All of the lines below are to be printed again exactly; images are excluded from the output.

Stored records
......

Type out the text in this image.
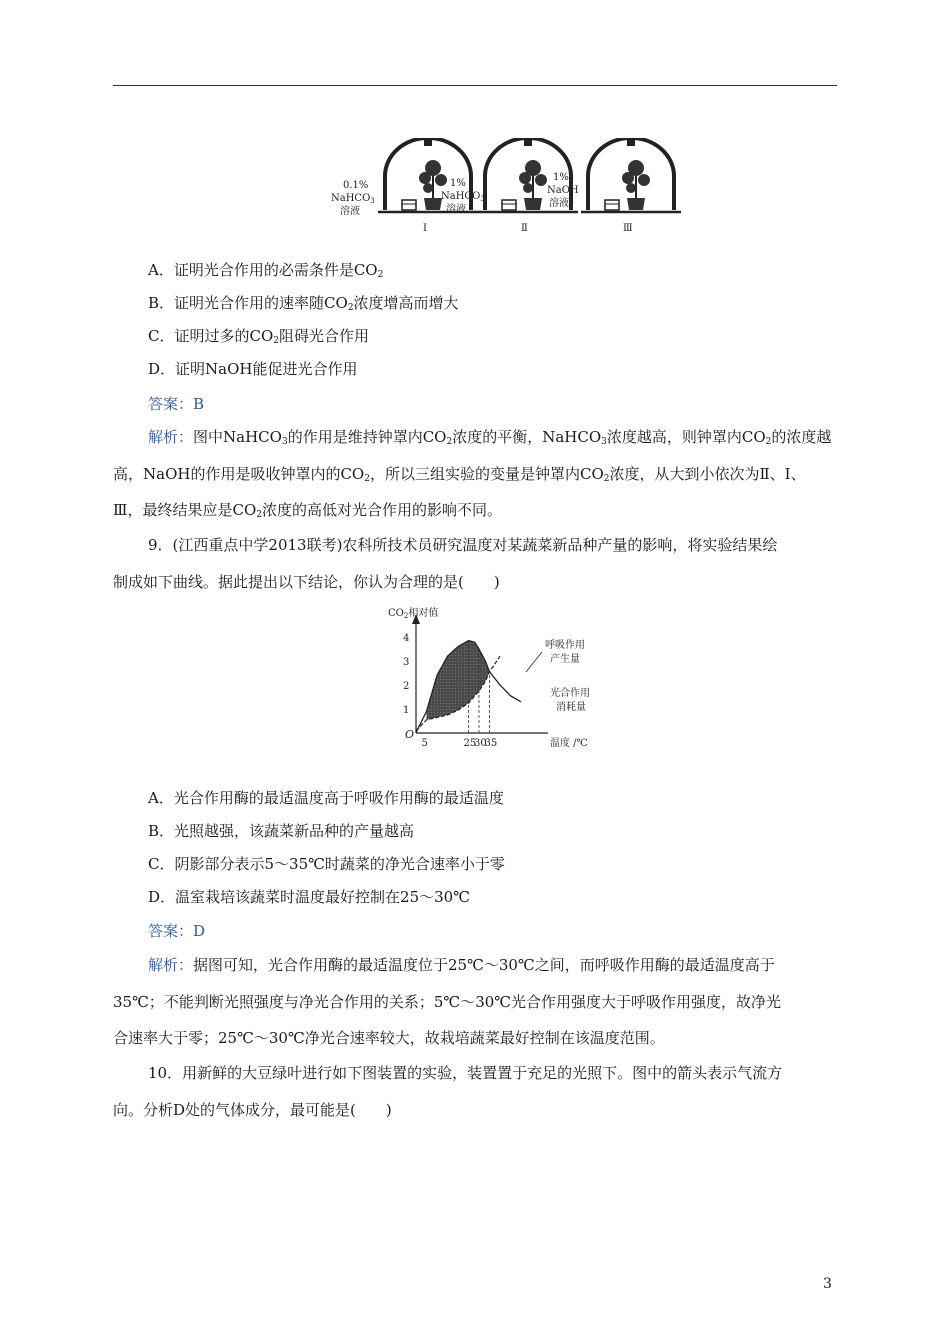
0.1%
NaHCO$_3$
溶液
Ⅰ
1%
NaHCO$_3$
溶液
Ⅱ
1%
NaOH
溶液
Ⅲ
A．证明光合作用的必需条件是$CO_2$
B．证明光合作用的速率随$CO_2$浓度增高而增大
C．证明过多的$CO_2$阻碍光合作用
D．证明NaOH能促进光合作用
答案：B
解析：图中NaHCO$_3$的作用是维持钟罩内$CO_2$浓度的平衡，NaHCO$_3$浓度越高，则钟罩内$CO_2$的浓度越
高，NaOH的作用是吸收钟罩内的$CO_2$，所以三组实验的变量是钟罩内$CO_2$浓度，从大到小依次为Ⅱ、Ⅰ、
Ⅲ，最终结果应是$CO_2$浓度的高低对光合作用的影响不同。
9．(江西重点中学2013联考)农科所技术员研究温度对某蔬菜新品种产量的影响，将实验结果绘
制成如下曲线。据此提出以下结论，你认为合理的是(　　)
$CO_2$相对值
温度 /℃
O
1
2
3
4
5	25
30
35
呼吸作用
产生量
光合作用
消耗量
A．光合作用酶的最适温度高于呼吸作用酶的最适温度
B．光照越强，该蔬菜新品种的产量越高
C．阴影部分表示5～35℃时蔬菜的净光合速率小于零
D．温室栽培该蔬菜时温度最好控制在25～30℃
答案：D
解析：据图可知，光合作用酶的最适温度位于25℃～30℃之间，而呼吸作用酶的最适温度高于
35℃；不能判断光照强度与净光合作用的关系；5℃～30℃光合作用强度大于呼吸作用强度，故净光
合速率大于零；25℃～30℃净光合速率较大，故栽培蔬菜最好控制在该温度范围。
10．用新鲜的大豆绿叶进行如下图装置的实验，装置置于充足的光照下。图中的箭头表示气流方
向。分析D处的气体成分，最可能是(　　)
3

......

CORRECT OUTPUT »
Type out the text in this image.
0.1%
NaHCO$_3$
溶液
Ⅰ
1%
NaHCO$_3$
溶液
Ⅱ
1%
NaOH
溶液
Ⅲ
A．证明光合作用的必需条件是$CO_2$
B．证明光合作用的速率随$CO_2$浓度增高而增大
C．证明过多的$CO_2$阻碍光合作用
D．证明NaOH能促进光合作用
答案：B
解析：图中NaHCO$_3$的作用是维持钟罩内$CO_2$浓度的平衡，NaHCO$_3$浓度越高，则钟罩内$CO_2$的浓度越
高，NaOH的作用是吸收钟罩内的$CO_2$，所以三组实验的变量是钟罩内$CO_2$浓度，从大到小依次为Ⅱ、Ⅰ、
Ⅲ，最终结果应是$CO_2$浓度的高低对光合作用的影响不同。
9．(江西重点中学2013联考)农科所技术员研究温度对某蔬菜新品种产量的影响，将实验结果绘
制成如下曲线。据此提出以下结论，你认为合理的是(　　)
$CO_2$相对值
温度 /℃
O
1
2
3
4
5	25
30
35
呼吸作用
产生量
光合作用
消耗量
A．光合作用酶的最适温度高于呼吸作用酶的最适温度
B．光照越强，该蔬菜新品种的产量越高
C．阴影部分表示5～35℃时蔬菜的净光合速率小于零
D．温室栽培该蔬菜时温度最好控制在25～30℃
答案：D
解析：据图可知，光合作用酶的最适温度位于25℃～30℃之间，而呼吸作用酶的最适温度高于
35℃；不能判断光照强度与净光合作用的关系；5℃～30℃光合作用强度大于呼吸作用强度，故净光
合速率大于零；25℃～30℃净光合速率较大，故栽培蔬菜最好控制在该温度范围。
10．用新鲜的大豆绿叶进行如下图装置的实验，装置置于充足的光照下。图中的箭头表示气流方
向。分析D处的气体成分，最可能是(　　)
3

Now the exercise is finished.